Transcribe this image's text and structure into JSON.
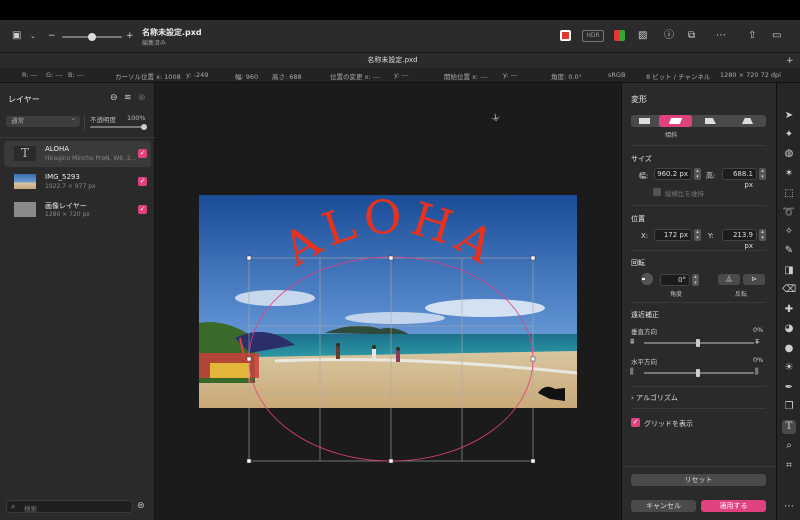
{
  "document": {
    "title": "名称未設定.pxd",
    "subtitle": "編集済み",
    "tab": "名称未設定.pxd"
  },
  "toolbar": {
    "hdr_label": "HDR"
  },
  "info": {
    "r": "R: ---",
    "g": "G: ---",
    "b": "B: ---",
    "cursor_x": "カーソル位置 x: 1008",
    "cursor_y": "y: -249",
    "width": "幅: 960",
    "height": "高さ: 688",
    "pos_change_x": "位置の変更 x: ---",
    "pos_change_y": "y: ---",
    "start_x": "開始位置 x: ---",
    "start_y": "y: ---",
    "angle": "角度: 0.0°",
    "colorspace": "sRGB",
    "bits": "8 ビット / チャンネル",
    "docsize": "1280 × 720 72 dpi"
  },
  "layers_panel": {
    "title": "レイヤー",
    "blend_mode": "通常",
    "opacity_label": "不透明度",
    "opacity_value": "100%",
    "opacity": 1.0,
    "items": [
      {
        "name": "ALOHA",
        "detail": "Hiragino Mincho ProN, W6, 2...",
        "type": "text"
      },
      {
        "name": "IMG_5293",
        "detail": "1922.7 × 977 px",
        "type": "image"
      },
      {
        "name": "画像レイヤー",
        "detail": "1280 × 720 px",
        "type": "image"
      }
    ],
    "search_placeholder": "検索"
  },
  "canvas": {
    "text": "ALOHA",
    "text_color": "#e8321e"
  },
  "transform": {
    "title": "変形",
    "mode_caption": "傾斜",
    "size_title": "サイズ",
    "width_label": "幅:",
    "width_value": "960.2 px",
    "height_label": "高:",
    "height_value": "688.1 px",
    "keep_ratio": "縦横比を維持",
    "position_title": "位置",
    "x_label": "X:",
    "x_value": "172 px",
    "y_label": "Y:",
    "y_value": "213.9 px",
    "rotate_title": "回転",
    "angle_value": "0°",
    "angle_caption": "角度",
    "flip_caption": "反転",
    "perspective_title": "遠近補正",
    "vertical_label": "垂直方向",
    "vertical_value": "0%",
    "horizontal_label": "水平方向",
    "horizontal_value": "0%",
    "algorithm_label": "アルゴリズム",
    "grid_label": "グリッドを表示",
    "reset_label": "リセット",
    "cancel_label": "キャンセル",
    "apply_label": "適用する"
  },
  "colors": {
    "accent": "#e0417f",
    "text_red": "#e8321e"
  }
}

▸ SHORT TASK: Which lines above contain the word "name"? Copy each of them.

▸ RESPONSE:
        "name": "ALOHA",
        "name": "IMG_5293",
        "name": "画像レイヤー",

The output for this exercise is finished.